The data: Begin
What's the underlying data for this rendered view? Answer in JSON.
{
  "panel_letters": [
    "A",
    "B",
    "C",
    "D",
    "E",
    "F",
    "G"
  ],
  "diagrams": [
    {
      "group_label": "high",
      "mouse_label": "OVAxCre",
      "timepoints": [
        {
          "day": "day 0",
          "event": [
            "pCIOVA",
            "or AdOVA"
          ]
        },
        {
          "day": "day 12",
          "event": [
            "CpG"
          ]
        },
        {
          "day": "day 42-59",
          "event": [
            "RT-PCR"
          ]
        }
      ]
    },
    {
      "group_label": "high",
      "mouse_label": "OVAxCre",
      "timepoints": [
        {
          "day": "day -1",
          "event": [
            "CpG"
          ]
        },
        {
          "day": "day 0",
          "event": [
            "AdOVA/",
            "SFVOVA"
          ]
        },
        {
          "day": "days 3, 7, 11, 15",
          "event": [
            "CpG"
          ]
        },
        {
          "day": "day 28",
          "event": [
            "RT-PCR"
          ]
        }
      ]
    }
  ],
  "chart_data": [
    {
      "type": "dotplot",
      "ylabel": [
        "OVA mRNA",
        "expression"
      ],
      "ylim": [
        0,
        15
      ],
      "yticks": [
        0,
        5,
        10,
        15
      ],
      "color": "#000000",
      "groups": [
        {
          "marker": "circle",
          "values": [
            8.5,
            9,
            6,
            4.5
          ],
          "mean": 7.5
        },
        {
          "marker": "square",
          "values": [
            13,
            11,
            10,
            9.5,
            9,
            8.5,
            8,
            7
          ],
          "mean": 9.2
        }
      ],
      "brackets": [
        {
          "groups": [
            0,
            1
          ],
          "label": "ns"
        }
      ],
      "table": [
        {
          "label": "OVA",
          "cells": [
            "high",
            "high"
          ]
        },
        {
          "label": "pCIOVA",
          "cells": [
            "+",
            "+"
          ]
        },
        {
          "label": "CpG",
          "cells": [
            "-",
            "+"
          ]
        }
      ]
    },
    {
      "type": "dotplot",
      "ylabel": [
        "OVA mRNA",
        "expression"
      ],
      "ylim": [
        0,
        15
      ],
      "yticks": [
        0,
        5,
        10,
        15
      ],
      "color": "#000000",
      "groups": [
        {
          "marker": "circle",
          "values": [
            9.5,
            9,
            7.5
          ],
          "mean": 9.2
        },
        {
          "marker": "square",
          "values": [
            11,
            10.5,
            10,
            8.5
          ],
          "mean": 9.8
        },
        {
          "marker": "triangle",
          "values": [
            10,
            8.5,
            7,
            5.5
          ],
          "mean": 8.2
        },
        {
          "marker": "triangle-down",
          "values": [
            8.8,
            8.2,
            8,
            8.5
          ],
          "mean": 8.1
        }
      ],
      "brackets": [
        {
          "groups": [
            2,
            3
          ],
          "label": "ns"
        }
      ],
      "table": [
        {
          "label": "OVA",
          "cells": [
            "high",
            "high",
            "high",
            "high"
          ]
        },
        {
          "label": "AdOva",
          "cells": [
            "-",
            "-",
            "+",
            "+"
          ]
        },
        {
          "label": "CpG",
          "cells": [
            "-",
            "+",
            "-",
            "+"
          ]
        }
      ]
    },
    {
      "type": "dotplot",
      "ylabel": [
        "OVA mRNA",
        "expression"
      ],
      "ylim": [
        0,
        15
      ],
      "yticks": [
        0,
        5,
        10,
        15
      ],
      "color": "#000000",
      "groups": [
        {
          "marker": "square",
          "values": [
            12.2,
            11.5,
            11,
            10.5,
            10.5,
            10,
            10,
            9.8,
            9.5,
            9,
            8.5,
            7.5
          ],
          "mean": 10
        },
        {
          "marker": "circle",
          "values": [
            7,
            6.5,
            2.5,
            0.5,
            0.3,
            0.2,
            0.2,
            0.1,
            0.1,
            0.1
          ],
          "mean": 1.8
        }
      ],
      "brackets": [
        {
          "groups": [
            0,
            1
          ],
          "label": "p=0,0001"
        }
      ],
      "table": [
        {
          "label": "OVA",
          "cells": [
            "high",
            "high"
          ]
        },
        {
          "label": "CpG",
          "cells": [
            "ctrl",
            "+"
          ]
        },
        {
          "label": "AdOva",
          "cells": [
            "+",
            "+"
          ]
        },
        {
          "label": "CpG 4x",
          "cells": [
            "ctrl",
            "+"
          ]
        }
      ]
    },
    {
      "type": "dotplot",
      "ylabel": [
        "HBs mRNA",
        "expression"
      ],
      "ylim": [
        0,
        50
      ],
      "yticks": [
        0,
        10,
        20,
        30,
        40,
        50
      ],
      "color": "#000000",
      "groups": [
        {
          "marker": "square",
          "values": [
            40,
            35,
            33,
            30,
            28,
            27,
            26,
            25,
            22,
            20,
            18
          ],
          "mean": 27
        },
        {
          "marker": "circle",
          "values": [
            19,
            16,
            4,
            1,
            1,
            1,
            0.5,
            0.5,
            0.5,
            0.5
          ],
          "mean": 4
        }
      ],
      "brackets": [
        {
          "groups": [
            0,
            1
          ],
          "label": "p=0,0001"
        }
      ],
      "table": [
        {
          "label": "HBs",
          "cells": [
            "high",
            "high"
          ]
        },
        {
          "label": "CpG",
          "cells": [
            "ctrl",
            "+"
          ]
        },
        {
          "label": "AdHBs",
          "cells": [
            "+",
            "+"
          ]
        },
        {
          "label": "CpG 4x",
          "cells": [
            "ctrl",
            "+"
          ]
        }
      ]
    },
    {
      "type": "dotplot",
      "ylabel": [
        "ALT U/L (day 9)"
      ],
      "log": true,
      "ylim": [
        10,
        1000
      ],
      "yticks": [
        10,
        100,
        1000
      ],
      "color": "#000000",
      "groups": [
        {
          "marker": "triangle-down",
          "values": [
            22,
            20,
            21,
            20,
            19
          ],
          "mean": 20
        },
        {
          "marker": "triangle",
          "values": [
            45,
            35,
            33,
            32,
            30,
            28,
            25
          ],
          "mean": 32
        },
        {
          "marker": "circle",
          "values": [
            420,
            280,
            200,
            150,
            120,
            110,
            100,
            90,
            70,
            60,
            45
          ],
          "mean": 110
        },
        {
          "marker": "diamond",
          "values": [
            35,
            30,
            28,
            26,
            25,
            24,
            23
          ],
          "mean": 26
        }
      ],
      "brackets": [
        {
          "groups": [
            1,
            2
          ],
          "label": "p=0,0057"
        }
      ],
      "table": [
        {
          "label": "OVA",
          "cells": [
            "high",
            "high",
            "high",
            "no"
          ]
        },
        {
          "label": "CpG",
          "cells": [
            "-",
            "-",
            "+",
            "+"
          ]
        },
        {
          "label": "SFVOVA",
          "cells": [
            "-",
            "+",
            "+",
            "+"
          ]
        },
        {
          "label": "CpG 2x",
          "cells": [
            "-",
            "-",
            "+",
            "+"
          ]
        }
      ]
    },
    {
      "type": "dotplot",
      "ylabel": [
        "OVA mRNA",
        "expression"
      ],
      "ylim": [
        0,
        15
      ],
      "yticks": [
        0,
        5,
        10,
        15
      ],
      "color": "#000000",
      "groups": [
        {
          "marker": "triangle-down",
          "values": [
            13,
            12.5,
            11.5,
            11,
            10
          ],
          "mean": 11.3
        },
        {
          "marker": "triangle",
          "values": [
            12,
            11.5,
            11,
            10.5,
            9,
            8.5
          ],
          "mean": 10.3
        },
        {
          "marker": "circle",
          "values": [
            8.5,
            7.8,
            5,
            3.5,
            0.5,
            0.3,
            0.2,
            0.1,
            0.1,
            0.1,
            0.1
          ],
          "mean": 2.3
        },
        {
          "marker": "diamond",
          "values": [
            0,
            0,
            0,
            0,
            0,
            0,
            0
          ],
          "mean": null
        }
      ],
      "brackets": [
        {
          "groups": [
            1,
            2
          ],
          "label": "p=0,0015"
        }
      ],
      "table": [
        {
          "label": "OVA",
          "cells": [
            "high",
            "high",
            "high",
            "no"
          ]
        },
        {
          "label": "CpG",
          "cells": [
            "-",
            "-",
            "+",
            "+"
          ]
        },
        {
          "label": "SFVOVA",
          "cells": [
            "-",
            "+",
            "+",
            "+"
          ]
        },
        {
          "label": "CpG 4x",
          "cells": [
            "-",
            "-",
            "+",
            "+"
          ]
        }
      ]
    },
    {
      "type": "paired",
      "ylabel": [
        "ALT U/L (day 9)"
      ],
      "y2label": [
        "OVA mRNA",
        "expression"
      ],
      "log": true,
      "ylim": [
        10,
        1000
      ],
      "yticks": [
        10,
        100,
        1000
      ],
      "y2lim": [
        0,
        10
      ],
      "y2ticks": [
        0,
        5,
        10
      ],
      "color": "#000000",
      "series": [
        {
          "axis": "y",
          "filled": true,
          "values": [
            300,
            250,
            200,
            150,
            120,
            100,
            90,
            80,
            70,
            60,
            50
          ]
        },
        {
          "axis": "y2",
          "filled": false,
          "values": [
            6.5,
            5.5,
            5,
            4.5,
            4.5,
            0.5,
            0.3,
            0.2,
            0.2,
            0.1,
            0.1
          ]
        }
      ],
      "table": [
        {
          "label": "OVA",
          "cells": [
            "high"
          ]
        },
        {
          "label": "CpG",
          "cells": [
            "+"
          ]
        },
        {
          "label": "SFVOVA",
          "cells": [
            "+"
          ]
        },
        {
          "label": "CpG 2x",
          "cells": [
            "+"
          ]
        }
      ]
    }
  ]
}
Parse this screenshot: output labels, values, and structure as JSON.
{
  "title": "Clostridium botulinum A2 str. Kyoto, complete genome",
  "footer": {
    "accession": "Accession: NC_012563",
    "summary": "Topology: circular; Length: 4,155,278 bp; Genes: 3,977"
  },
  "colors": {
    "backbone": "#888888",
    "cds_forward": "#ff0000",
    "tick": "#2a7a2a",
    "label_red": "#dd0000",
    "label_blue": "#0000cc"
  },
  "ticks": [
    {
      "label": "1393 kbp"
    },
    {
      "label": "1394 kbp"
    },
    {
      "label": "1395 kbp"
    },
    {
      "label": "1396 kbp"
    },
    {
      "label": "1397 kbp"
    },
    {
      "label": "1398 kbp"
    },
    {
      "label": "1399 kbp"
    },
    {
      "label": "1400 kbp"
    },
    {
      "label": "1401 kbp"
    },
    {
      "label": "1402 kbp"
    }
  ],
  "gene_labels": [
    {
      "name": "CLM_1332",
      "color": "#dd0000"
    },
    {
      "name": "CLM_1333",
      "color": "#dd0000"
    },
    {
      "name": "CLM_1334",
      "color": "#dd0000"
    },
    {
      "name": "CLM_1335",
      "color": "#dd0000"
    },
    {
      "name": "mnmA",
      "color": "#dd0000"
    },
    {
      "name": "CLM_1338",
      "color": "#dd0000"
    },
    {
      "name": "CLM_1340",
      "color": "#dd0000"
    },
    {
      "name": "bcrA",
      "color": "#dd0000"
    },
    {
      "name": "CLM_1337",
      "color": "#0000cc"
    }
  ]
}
The data: End
■ Task to carry out: Make a copy of each line in the records above that has the word "JSON".

■ Result:
What's the underlying data for this rendered view? Answer in JSON.
Parse this screenshot: output labels, values, and structure as JSON.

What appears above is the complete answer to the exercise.